- Information shown
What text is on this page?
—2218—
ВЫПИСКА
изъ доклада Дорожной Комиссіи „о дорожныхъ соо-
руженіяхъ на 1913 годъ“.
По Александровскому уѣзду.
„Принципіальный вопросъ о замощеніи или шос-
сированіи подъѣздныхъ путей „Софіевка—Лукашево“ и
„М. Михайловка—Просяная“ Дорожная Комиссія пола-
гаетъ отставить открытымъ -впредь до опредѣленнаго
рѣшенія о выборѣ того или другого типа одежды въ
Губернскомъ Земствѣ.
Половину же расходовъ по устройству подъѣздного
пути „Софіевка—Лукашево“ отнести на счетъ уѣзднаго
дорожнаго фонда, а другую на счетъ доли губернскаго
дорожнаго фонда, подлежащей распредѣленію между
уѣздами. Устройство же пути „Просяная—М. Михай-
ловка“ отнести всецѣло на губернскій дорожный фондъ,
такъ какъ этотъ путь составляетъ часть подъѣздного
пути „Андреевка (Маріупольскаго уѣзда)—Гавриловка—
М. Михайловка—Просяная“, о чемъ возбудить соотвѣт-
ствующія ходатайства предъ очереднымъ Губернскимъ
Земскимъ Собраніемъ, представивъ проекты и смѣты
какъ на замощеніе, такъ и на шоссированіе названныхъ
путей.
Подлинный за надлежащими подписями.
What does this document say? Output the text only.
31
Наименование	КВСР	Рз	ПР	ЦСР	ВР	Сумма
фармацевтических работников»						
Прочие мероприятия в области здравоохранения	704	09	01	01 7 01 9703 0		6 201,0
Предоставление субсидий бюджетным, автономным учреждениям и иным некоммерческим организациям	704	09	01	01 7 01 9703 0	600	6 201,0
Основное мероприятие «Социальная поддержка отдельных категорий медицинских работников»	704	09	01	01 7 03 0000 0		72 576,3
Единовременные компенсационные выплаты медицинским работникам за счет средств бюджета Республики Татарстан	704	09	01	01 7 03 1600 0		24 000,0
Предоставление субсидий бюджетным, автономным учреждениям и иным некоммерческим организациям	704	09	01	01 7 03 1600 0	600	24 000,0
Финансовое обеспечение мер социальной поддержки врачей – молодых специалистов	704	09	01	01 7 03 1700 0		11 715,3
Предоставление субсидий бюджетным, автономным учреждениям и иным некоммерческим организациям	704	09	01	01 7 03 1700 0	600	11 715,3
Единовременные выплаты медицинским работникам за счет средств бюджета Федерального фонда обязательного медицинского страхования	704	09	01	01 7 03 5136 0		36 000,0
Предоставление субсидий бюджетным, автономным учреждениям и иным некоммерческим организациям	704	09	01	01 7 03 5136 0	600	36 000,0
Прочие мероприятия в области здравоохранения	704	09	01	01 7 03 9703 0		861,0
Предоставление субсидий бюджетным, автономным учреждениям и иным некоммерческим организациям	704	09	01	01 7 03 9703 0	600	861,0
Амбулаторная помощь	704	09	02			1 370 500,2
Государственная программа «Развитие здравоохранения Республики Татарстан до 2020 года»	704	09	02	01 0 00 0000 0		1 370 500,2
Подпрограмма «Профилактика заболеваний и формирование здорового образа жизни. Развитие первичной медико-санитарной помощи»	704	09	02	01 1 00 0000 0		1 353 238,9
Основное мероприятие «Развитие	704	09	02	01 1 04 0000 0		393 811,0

- Exercise instructions
Every record should be repeated exactly; please leave none out.

- Output of the task
What text is on this page?
—2218—
ВЫПИСКА
изъ доклада Дорожной Комиссіи „о дорожныхъ соо-
руженіяхъ на 1913 годъ“.
По Александровскому уѣзду.
„Принципіальный вопросъ о замощеніи или шос-
сированіи подъѣздныхъ путей „Софіевка—Лукашево“ и
„М. Михайловка—Просяная“ Дорожная Комиссія пола-
гаетъ отставить открытымъ -впредь до опредѣленнаго
рѣшенія о выборѣ того или другого типа одежды въ
Губернскомъ Земствѣ.
Половину же расходовъ по устройству подъѣздного
пути „Софіевка—Лукашево“ отнести на счетъ уѣзднаго
дорожнаго фонда, а другую на счетъ доли губернскаго
дорожнаго фонда, подлежащей распредѣленію между
уѣздами. Устройство же пути „Просяная—М. Михай-
ловка“ отнести всецѣло на губернскій дорожный фондъ,
такъ какъ этотъ путь составляетъ часть подъѣздного
пути „Андреевка (Маріупольскаго уѣзда)—Гавриловка—
М. Михайловка—Просяная“, о чемъ возбудить соотвѣт-
ствующія ходатайства предъ очереднымъ Губернскимъ
Земскимъ Собраніемъ, представивъ проекты и смѣты
какъ на замощеніе, такъ и на шоссированіе названныхъ
путей.
Подлинный за надлежащими подписями.
What does this document say? Output the text only.
31
Наименование	КВСР	Рз	ПР	ЦСР	ВР	Сумма
фармацевтических работников»						
Прочие мероприятия в области здравоохранения	704	09	01	01 7 01 9703 0		6 201,0
Предоставление субсидий бюджетным, автономным учреждениям и иным некоммерческим организациям	704	09	01	01 7 01 9703 0	600	6 201,0
Основное мероприятие «Социальная поддержка отдельных категорий медицинских работников»	704	09	01	01 7 03 0000 0		72 576,3
Единовременные компенсационные выплаты медицинским работникам за счет средств бюджета Республики Татарстан	704	09	01	01 7 03 1600 0		24 000,0
Предоставление субсидий бюджетным, автономным учреждениям и иным некоммерческим организациям	704	09	01	01 7 03 1600 0	600	24 000,0
Финансовое обеспечение мер социальной поддержки врачей – молодых специалистов	704	09	01	01 7 03 1700 0		11 715,3
Предоставление субсидий бюджетным, автономным учреждениям и иным некоммерческим организациям	704	09	01	01 7 03 1700 0	600	11 715,3
Единовременные выплаты медицинским работникам за счет средств бюджета Федерального фонда обязательного медицинского страхования	704	09	01	01 7 03 5136 0		36 000,0
Предоставление субсидий бюджетным, автономным учреждениям и иным некоммерческим организациям	704	09	01	01 7 03 5136 0	600	36 000,0
Прочие мероприятия в области здравоохранения	704	09	01	01 7 03 9703 0		861,0
Предоставление субсидий бюджетным, автономным учреждениям и иным некоммерческим организациям	704	09	01	01 7 03 9703 0	600	861,0
Амбулаторная помощь	704	09	02			1 370 500,2
Государственная программа «Развитие здравоохранения Республики Татарстан до 2020 года»	704	09	02	01 0 00 0000 0		1 370 500,2
Подпрограмма «Профилактика заболеваний и формирование здорового образа жизни. Развитие первичной медико-санитарной помощи»	704	09	02	01 1 00 0000 0		1 353 238,9
Основное мероприятие «Развитие	704	09	02	01 1 04 0000 0		393 811,0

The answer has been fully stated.